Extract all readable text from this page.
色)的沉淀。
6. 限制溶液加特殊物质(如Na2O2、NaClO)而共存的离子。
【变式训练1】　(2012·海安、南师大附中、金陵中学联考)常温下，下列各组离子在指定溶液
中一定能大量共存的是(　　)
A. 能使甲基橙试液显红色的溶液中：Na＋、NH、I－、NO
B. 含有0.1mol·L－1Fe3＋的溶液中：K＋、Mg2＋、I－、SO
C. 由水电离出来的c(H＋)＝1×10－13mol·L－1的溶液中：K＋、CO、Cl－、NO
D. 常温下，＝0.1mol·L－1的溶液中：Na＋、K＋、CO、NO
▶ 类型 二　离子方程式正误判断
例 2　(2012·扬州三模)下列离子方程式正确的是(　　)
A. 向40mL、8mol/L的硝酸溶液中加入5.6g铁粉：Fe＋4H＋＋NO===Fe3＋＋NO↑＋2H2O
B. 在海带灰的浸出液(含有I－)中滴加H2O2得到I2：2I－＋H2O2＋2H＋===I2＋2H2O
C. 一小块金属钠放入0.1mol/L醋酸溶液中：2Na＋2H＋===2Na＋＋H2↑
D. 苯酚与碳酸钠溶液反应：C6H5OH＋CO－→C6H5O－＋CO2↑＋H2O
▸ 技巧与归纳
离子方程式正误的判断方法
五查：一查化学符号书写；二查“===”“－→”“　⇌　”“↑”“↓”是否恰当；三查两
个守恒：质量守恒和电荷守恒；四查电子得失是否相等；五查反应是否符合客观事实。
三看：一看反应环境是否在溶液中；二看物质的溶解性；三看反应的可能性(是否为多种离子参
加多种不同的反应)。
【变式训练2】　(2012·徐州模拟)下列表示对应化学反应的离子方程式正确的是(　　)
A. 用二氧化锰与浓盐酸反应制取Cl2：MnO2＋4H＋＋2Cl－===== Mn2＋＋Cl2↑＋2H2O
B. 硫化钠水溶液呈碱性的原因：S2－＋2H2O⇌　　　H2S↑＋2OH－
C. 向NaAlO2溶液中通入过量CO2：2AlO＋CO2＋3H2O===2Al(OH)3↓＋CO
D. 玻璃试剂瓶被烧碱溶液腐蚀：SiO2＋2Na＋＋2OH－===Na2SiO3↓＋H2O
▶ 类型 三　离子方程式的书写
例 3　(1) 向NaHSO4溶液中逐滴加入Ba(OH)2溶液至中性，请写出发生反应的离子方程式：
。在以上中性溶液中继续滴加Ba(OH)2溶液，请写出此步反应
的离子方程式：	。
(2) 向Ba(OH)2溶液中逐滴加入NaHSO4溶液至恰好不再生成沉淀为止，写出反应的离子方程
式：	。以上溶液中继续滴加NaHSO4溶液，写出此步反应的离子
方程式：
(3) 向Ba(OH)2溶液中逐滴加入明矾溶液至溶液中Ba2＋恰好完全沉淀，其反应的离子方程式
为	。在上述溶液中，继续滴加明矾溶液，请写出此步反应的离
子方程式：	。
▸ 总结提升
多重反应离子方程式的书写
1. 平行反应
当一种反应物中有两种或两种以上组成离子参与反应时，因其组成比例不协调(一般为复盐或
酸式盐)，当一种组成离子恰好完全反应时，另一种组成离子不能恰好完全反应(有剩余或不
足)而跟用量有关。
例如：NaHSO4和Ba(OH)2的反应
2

**What is needed:** Copy out the full set of records precisely, leaving nothing out.

**Output of the task:**
Extract all readable text from this page.
色)的沉淀。
6. 限制溶液加特殊物质(如Na2O2、NaClO)而共存的离子。
【变式训练1】　(2012·海安、南师大附中、金陵中学联考)常温下，下列各组离子在指定溶液
中一定能大量共存的是(　　)
A. 能使甲基橙试液显红色的溶液中：Na＋、NH、I－、NO
B. 含有0.1mol·L－1Fe3＋的溶液中：K＋、Mg2＋、I－、SO
C. 由水电离出来的c(H＋)＝1×10－13mol·L－1的溶液中：K＋、CO、Cl－、NO
D. 常温下，＝0.1mol·L－1的溶液中：Na＋、K＋、CO、NO
▶ 类型 二　离子方程式正误判断
例 2　(2012·扬州三模)下列离子方程式正确的是(　　)
A. 向40mL、8mol/L的硝酸溶液中加入5.6g铁粉：Fe＋4H＋＋NO===Fe3＋＋NO↑＋2H2O
B. 在海带灰的浸出液(含有I－)中滴加H2O2得到I2：2I－＋H2O2＋2H＋===I2＋2H2O
C. 一小块金属钠放入0.1mol/L醋酸溶液中：2Na＋2H＋===2Na＋＋H2↑
D. 苯酚与碳酸钠溶液反应：C6H5OH＋CO－→C6H5O－＋CO2↑＋H2O
▸ 技巧与归纳
离子方程式正误的判断方法
五查：一查化学符号书写；二查“===”“－→”“　⇌　”“↑”“↓”是否恰当；三查两
个守恒：质量守恒和电荷守恒；四查电子得失是否相等；五查反应是否符合客观事实。
三看：一看反应环境是否在溶液中；二看物质的溶解性；三看反应的可能性(是否为多种离子参
加多种不同的反应)。
【变式训练2】　(2012·徐州模拟)下列表示对应化学反应的离子方程式正确的是(　　)
A. 用二氧化锰与浓盐酸反应制取Cl2：MnO2＋4H＋＋2Cl－===== Mn2＋＋Cl2↑＋2H2O
B. 硫化钠水溶液呈碱性的原因：S2－＋2H2O⇌　　　H2S↑＋2OH－
C. 向NaAlO2溶液中通入过量CO2：2AlO＋CO2＋3H2O===2Al(OH)3↓＋CO
D. 玻璃试剂瓶被烧碱溶液腐蚀：SiO2＋2Na＋＋2OH－===Na2SiO3↓＋H2O
▶ 类型 三　离子方程式的书写
例 3　(1) 向NaHSO4溶液中逐滴加入Ba(OH)2溶液至中性，请写出发生反应的离子方程式：
。在以上中性溶液中继续滴加Ba(OH)2溶液，请写出此步反应
的离子方程式：	。
(2) 向Ba(OH)2溶液中逐滴加入NaHSO4溶液至恰好不再生成沉淀为止，写出反应的离子方程
式：	。以上溶液中继续滴加NaHSO4溶液，写出此步反应的离子
方程式：
(3) 向Ba(OH)2溶液中逐滴加入明矾溶液至溶液中Ba2＋恰好完全沉淀，其反应的离子方程式
为	。在上述溶液中，继续滴加明矾溶液，请写出此步反应的离
子方程式：	。
▸ 总结提升
多重反应离子方程式的书写
1. 平行反应
当一种反应物中有两种或两种以上组成离子参与反应时，因其组成比例不协调(一般为复盐或
酸式盐)，当一种组成离子恰好完全反应时，另一种组成离子不能恰好完全反应(有剩余或不
足)而跟用量有关。
例如：NaHSO4和Ba(OH)2的反应
2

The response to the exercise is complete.